:: Records for this exercise

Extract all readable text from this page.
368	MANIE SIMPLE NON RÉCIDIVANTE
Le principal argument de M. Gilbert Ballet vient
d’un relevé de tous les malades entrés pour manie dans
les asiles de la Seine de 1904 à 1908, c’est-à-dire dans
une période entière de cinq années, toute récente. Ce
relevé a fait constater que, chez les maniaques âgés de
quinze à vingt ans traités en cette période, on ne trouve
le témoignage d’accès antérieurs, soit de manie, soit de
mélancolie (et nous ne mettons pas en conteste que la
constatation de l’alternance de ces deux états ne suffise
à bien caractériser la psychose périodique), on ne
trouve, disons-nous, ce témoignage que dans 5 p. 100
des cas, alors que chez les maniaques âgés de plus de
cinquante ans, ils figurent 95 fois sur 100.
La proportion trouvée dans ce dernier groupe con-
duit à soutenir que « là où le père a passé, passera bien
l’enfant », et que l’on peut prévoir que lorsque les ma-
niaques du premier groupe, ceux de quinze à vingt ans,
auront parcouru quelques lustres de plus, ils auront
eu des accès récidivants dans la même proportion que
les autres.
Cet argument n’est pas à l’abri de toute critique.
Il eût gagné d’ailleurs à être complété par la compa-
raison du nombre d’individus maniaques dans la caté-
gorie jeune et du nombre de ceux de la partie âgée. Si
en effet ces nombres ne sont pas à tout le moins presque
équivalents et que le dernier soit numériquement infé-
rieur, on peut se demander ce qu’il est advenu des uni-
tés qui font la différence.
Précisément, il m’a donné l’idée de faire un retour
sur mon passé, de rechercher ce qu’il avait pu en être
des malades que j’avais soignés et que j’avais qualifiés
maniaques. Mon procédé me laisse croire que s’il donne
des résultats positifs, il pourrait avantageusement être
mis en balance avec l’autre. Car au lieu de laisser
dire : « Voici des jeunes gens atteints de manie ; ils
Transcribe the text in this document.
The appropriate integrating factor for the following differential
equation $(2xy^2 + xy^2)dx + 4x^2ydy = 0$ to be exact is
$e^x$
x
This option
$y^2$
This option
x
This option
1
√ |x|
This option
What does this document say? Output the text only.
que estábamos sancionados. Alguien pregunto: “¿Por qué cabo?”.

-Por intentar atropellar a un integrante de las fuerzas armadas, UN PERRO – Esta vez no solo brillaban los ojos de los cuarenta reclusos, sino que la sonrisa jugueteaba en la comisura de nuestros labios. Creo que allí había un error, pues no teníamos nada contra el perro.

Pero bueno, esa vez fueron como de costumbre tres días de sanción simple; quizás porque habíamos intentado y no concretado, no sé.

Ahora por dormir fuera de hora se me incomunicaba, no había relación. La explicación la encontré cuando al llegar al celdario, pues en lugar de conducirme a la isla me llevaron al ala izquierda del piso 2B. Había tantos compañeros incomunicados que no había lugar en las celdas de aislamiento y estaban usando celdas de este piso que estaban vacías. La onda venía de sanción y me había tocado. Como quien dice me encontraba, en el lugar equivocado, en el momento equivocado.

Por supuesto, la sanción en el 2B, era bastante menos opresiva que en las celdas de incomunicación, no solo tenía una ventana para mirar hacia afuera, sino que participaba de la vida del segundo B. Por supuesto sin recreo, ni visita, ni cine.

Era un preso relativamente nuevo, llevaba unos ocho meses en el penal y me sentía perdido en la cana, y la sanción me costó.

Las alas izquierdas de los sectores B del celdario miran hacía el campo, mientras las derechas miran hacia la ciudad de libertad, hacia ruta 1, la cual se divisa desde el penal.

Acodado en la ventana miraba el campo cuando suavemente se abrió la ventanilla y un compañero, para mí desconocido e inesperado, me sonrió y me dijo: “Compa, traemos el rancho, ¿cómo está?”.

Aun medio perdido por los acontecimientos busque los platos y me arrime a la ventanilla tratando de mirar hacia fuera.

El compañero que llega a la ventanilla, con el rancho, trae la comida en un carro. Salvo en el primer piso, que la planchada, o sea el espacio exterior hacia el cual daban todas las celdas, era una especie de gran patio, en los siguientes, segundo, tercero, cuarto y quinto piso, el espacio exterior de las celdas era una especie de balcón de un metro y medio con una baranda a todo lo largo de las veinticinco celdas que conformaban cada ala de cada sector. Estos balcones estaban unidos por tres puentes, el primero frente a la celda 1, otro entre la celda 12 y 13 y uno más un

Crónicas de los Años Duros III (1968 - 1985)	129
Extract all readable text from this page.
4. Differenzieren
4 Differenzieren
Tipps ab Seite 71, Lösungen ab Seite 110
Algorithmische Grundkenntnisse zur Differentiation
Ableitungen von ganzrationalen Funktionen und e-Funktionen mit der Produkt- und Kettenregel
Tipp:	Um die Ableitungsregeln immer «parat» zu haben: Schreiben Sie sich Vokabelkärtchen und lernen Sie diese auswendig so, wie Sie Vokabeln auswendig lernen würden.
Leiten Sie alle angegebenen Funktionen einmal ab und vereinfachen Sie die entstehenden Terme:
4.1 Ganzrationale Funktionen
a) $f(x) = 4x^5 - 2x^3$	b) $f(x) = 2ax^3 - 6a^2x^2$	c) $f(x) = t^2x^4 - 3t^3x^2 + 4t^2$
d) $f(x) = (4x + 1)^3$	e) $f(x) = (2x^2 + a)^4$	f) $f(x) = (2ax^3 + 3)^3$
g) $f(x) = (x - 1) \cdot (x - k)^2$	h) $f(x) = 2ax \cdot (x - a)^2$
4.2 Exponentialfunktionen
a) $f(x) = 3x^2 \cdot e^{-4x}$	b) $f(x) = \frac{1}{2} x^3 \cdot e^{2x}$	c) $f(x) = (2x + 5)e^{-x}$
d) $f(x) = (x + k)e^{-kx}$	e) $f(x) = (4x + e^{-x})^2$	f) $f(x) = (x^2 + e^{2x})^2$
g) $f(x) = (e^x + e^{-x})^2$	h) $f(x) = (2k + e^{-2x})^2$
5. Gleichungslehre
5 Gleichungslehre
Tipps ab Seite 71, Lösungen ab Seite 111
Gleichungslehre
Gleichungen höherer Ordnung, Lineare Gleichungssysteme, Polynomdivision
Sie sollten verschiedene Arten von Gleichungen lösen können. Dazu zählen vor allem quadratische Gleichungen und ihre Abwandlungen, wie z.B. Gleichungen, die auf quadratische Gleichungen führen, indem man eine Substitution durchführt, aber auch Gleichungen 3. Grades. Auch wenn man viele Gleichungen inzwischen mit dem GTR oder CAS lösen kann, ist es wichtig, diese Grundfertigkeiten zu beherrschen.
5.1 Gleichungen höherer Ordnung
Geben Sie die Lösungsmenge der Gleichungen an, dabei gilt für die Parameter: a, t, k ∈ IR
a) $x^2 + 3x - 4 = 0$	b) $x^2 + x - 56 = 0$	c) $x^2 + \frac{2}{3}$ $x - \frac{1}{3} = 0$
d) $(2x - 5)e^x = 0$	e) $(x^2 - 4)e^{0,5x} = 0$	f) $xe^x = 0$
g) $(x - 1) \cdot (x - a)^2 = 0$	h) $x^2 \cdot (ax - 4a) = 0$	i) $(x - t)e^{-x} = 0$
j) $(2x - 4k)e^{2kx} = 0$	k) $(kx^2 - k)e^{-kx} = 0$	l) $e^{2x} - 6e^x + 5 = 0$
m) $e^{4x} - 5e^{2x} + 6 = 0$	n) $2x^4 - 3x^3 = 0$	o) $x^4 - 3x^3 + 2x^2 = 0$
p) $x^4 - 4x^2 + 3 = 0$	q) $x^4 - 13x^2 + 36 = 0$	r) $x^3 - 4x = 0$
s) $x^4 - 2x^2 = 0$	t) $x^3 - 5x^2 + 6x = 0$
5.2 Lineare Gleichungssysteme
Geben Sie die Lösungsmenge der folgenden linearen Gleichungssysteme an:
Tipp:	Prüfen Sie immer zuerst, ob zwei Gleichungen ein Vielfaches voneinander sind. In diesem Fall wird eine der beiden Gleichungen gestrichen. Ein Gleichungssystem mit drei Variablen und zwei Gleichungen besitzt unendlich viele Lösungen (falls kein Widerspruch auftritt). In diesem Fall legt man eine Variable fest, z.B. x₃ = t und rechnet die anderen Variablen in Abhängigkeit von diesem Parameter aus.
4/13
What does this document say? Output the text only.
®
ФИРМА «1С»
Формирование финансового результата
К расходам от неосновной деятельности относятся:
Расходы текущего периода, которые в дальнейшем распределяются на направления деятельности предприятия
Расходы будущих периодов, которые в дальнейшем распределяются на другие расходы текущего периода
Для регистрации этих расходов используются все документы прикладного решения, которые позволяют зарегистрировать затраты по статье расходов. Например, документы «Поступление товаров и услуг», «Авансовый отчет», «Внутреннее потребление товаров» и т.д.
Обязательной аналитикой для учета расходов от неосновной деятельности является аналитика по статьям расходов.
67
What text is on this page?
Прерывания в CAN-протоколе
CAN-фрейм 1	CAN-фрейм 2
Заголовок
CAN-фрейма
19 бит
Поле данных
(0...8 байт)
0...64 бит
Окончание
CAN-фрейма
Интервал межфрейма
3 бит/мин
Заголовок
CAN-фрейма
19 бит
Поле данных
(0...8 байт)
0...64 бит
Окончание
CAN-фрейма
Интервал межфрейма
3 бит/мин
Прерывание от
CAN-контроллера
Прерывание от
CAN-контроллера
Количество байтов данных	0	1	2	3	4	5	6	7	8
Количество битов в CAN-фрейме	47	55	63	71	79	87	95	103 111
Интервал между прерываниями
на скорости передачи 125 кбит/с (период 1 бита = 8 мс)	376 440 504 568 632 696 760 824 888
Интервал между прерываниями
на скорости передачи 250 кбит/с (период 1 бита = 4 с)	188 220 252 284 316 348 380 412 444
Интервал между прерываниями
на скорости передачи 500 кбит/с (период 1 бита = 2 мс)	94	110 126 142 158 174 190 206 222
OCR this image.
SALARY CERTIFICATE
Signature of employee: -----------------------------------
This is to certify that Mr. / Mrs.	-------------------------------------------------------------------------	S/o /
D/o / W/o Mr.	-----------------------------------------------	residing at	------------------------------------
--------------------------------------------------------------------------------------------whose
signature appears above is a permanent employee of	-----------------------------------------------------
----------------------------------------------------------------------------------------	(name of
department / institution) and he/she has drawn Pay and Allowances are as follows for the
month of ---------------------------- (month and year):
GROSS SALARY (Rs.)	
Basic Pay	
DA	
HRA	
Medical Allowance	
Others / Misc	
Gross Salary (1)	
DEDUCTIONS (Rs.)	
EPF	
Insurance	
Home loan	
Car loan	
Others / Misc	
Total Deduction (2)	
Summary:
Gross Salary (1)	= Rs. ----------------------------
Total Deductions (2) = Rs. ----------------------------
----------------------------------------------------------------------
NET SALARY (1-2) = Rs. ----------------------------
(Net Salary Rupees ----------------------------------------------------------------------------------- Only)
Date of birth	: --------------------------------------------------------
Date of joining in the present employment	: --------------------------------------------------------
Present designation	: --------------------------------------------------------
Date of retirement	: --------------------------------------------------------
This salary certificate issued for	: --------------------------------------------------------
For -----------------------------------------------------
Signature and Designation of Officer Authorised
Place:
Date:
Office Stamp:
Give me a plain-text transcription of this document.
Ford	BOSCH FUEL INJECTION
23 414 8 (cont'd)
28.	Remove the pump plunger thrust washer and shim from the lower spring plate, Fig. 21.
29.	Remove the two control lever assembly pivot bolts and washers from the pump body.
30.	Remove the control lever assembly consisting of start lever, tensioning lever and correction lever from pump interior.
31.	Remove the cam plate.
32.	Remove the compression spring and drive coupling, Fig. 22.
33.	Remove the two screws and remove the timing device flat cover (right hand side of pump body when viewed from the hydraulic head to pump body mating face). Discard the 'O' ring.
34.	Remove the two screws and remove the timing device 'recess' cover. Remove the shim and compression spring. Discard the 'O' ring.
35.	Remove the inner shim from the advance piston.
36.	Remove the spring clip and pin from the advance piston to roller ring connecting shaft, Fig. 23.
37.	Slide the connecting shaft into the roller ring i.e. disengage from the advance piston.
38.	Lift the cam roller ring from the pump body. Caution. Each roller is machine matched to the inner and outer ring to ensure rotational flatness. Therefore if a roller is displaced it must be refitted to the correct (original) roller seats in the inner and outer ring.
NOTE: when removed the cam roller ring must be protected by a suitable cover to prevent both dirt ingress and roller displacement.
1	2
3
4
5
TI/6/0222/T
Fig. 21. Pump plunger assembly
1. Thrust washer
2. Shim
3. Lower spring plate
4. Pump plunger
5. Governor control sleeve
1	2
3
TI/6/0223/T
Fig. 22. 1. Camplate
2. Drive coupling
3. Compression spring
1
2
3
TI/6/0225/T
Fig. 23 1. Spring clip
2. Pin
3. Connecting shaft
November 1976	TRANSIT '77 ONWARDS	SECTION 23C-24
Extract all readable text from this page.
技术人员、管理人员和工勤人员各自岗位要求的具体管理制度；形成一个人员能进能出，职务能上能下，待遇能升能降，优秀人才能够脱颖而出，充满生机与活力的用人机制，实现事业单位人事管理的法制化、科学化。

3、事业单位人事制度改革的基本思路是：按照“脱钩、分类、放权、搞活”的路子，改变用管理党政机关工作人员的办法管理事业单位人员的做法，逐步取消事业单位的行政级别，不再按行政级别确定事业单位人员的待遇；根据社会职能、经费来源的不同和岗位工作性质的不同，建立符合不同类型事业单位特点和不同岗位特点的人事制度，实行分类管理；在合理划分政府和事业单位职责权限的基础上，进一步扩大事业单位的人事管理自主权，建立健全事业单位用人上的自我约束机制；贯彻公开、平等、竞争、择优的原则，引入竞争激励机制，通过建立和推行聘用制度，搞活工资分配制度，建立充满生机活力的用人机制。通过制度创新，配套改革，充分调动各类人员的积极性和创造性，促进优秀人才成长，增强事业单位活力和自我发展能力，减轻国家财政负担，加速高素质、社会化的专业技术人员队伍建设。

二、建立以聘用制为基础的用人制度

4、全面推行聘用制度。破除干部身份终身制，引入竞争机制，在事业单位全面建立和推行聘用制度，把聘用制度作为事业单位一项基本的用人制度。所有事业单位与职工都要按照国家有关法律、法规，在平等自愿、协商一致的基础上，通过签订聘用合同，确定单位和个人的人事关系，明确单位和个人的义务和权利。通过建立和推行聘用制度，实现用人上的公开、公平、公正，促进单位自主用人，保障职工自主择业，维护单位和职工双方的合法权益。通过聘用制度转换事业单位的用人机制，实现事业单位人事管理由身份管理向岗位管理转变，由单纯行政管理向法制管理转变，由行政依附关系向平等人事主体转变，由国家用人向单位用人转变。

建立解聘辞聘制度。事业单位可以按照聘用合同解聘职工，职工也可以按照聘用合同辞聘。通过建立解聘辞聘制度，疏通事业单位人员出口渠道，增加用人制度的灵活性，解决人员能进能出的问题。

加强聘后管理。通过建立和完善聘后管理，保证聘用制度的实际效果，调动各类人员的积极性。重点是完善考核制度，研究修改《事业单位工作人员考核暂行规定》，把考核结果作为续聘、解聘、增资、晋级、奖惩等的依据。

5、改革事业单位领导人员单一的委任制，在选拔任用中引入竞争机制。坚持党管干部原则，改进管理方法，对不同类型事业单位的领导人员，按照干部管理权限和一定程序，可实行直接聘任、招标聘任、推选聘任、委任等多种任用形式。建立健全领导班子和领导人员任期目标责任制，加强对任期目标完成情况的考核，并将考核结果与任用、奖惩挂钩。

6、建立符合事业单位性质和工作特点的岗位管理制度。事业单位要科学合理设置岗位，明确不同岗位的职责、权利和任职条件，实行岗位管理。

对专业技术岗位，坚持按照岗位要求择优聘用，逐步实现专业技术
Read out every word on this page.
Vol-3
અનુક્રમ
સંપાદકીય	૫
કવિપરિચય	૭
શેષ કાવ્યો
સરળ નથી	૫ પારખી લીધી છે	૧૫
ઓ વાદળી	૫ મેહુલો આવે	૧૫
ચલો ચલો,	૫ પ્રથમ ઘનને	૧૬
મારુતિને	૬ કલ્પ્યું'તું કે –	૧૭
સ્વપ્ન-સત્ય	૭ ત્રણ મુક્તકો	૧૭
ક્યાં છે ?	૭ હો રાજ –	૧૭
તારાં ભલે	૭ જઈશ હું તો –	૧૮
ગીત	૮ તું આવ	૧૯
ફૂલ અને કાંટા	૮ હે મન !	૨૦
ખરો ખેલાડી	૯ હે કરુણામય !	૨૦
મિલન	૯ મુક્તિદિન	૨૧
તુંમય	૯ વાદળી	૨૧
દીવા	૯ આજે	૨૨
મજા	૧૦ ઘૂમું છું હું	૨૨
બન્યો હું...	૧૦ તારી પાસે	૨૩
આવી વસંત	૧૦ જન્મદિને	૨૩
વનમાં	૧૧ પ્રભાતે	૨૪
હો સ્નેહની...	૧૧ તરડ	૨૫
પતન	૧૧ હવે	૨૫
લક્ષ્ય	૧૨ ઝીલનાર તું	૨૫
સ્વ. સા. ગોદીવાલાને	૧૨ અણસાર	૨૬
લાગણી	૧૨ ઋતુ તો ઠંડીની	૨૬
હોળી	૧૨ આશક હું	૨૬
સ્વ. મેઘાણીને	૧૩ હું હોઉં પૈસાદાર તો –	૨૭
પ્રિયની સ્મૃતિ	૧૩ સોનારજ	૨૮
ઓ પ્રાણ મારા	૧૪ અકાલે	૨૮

::::

**What to produce:**
Scan the lines for the string "soit". Copy out each line that matches.

**Written solution:**
le témoignage d’accès antérieurs, soit de manie, soit de
équivalents et que le dernier soit numériquement infé-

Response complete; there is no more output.